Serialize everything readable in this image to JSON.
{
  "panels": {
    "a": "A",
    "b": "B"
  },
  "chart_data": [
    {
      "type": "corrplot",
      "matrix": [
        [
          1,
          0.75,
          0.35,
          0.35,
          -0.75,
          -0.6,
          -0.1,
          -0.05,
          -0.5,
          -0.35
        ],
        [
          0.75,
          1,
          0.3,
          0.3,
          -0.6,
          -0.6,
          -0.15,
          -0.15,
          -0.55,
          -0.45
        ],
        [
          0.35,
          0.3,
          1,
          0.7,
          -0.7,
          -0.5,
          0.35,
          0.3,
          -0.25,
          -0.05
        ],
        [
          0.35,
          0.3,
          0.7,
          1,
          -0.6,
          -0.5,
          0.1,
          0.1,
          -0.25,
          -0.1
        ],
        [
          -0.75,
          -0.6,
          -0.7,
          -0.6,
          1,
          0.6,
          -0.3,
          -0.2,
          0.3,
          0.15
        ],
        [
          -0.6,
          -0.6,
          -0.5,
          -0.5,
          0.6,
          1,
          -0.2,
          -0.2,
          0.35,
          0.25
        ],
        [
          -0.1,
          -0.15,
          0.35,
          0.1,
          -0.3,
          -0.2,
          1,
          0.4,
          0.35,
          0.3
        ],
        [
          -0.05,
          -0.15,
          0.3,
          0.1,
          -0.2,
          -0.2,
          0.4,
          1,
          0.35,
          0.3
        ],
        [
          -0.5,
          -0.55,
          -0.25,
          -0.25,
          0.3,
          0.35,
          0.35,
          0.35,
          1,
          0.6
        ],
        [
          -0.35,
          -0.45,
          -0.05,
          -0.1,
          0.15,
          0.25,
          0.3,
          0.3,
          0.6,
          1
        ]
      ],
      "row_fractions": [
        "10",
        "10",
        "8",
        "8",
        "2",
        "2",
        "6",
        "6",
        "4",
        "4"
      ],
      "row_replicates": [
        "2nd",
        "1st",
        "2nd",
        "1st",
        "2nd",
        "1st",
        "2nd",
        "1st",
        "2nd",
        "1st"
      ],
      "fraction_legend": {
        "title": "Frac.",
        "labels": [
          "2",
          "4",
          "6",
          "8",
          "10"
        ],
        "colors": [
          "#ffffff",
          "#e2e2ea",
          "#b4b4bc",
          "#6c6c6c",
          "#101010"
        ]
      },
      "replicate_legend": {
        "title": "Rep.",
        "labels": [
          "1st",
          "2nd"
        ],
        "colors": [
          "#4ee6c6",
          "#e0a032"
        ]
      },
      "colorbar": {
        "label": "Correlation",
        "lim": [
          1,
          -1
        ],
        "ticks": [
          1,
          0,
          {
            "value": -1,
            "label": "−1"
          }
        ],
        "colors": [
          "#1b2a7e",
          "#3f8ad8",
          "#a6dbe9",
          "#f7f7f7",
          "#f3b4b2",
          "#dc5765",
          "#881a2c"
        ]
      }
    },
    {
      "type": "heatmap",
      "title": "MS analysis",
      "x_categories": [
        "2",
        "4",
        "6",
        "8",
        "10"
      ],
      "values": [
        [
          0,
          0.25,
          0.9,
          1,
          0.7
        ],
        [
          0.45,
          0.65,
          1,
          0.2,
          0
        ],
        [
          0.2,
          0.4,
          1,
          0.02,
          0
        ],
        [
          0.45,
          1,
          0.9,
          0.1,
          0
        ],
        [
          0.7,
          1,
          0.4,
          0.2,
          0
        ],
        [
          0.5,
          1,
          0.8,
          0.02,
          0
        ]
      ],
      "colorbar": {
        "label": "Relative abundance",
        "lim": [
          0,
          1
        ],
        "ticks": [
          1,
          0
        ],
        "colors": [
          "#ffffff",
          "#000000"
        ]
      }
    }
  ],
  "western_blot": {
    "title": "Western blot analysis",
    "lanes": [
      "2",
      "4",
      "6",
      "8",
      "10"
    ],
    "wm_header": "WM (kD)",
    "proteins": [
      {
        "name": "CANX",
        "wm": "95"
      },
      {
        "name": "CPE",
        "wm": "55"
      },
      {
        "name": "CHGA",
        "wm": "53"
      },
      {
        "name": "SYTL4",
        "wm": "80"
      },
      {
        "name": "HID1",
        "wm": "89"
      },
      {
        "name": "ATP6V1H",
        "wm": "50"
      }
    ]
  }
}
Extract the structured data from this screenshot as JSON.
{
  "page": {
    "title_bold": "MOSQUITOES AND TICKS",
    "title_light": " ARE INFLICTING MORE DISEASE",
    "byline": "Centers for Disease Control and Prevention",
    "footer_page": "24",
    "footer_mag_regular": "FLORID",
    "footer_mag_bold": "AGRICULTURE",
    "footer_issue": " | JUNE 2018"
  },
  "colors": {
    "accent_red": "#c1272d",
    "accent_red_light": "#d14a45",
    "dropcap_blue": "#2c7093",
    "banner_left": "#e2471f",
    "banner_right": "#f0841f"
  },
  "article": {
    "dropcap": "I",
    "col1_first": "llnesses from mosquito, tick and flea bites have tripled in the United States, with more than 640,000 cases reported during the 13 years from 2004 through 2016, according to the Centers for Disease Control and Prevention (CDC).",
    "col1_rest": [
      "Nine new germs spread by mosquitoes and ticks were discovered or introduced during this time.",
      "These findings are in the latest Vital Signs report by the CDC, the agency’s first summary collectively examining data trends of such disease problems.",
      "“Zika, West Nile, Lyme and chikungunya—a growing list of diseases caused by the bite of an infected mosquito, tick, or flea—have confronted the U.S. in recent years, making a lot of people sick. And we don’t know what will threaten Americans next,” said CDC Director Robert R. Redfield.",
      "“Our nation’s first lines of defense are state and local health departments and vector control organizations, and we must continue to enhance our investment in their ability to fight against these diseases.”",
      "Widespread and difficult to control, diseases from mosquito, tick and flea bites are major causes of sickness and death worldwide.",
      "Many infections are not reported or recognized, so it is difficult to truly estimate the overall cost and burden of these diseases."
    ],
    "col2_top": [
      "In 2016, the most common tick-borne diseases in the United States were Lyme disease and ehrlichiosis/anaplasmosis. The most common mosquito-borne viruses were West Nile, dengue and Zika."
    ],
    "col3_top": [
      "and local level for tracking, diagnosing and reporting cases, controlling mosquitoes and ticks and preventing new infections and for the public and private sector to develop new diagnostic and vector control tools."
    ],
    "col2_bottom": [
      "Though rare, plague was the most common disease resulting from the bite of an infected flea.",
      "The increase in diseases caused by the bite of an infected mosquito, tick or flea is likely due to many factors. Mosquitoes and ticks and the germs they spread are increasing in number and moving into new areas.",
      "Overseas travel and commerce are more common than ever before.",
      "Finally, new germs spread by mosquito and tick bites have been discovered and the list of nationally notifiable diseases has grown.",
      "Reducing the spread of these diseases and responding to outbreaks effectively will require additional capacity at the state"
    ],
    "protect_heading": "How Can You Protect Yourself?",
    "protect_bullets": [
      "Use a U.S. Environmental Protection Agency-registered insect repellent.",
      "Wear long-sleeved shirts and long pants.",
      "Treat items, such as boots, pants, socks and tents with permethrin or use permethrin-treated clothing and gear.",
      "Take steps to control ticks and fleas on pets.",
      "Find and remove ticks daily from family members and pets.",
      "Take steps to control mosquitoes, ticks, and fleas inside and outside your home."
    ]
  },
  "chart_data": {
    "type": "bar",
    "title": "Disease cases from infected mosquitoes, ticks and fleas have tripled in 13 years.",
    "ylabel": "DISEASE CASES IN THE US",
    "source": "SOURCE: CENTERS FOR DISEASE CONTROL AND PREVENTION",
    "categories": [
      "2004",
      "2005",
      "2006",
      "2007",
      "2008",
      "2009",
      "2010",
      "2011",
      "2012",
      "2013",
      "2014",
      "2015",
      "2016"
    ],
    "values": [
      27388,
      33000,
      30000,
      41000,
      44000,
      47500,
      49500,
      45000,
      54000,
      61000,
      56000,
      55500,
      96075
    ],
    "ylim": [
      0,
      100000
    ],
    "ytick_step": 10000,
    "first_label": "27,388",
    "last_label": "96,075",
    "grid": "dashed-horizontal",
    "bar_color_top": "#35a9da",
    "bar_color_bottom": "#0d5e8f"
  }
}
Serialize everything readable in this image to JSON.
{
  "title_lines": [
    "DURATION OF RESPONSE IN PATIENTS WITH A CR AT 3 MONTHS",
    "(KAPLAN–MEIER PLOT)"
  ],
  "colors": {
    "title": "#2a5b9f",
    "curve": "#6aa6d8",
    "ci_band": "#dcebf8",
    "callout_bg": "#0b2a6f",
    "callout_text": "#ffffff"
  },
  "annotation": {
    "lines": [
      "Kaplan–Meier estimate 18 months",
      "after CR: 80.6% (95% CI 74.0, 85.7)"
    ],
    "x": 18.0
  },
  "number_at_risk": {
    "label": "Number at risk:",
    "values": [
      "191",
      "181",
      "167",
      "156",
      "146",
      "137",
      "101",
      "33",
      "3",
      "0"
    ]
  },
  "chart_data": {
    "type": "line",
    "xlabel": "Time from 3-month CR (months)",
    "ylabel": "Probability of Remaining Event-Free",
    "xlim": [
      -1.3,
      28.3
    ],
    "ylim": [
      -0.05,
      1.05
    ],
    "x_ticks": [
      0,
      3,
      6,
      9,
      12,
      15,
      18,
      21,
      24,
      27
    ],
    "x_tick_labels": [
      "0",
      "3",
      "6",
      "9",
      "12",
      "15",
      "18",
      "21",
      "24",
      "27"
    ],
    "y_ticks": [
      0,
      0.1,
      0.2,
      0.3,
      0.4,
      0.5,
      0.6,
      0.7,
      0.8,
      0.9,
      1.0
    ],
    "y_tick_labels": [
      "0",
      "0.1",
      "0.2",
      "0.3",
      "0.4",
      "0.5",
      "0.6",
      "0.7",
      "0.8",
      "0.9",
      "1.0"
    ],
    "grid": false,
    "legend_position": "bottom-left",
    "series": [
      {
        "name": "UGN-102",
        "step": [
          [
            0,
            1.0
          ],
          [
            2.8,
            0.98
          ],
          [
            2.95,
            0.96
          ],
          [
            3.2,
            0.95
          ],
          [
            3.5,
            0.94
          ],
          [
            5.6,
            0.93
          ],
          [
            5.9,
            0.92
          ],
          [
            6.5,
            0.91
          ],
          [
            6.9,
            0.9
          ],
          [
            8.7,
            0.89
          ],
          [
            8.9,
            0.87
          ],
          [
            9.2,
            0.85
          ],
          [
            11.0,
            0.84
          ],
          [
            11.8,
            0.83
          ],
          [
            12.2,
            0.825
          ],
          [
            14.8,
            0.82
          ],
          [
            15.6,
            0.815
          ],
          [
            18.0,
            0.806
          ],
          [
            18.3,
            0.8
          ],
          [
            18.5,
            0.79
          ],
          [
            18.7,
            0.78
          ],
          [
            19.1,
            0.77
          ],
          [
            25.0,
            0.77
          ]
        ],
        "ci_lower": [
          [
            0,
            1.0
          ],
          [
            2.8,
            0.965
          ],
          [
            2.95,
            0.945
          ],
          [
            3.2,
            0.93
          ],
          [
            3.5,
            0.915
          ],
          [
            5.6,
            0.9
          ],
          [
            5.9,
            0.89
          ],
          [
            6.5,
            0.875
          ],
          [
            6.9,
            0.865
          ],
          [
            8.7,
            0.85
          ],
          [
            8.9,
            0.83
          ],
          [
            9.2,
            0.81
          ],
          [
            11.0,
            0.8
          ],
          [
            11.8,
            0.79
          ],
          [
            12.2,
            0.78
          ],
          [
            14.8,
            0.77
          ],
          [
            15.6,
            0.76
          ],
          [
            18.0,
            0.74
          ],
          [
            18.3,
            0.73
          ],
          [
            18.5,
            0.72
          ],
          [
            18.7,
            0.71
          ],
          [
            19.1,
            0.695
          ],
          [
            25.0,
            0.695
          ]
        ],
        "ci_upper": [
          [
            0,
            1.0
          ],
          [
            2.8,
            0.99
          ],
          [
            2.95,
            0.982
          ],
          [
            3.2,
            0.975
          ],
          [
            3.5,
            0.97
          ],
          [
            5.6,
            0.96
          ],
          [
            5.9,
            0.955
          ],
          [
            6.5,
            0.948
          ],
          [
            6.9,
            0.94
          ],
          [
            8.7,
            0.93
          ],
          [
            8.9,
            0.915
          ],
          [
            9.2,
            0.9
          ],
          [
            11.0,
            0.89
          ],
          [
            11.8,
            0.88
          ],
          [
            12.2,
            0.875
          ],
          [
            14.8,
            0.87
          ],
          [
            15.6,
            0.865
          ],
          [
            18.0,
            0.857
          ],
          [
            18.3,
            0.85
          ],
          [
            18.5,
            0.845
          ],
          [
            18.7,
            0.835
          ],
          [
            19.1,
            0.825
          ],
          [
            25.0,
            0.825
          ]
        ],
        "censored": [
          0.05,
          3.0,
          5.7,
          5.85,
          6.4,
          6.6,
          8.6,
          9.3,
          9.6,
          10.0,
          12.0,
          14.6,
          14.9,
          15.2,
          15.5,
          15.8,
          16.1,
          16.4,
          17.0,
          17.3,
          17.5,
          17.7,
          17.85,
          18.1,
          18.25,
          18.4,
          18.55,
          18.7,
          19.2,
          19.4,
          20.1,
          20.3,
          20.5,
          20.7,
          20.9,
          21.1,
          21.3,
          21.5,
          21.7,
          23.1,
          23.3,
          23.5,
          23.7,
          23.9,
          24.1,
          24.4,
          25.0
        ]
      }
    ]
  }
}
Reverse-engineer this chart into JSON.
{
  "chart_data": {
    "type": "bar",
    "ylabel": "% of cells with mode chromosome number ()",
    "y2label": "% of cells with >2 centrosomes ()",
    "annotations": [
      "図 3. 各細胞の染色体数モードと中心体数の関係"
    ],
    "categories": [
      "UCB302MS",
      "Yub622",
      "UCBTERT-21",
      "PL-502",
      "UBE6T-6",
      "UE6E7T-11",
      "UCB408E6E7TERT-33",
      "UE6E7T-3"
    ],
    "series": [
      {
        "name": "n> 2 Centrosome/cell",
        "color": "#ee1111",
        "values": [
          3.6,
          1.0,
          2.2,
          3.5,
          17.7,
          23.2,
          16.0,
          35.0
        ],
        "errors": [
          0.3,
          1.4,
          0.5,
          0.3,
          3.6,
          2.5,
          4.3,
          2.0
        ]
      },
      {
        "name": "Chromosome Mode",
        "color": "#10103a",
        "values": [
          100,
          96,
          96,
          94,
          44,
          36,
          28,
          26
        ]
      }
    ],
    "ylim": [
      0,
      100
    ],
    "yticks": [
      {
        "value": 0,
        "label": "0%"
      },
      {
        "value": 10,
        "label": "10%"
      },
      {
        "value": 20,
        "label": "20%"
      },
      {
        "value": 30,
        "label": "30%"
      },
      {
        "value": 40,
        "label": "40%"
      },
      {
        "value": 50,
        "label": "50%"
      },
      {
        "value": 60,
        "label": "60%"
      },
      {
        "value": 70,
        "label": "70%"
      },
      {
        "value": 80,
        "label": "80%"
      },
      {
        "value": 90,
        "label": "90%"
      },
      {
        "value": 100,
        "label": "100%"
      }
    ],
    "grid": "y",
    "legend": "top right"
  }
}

- How to complete this task
Using the data above, count the lines where "ylabel" appears. Reply with the number only.

- Problem solution
3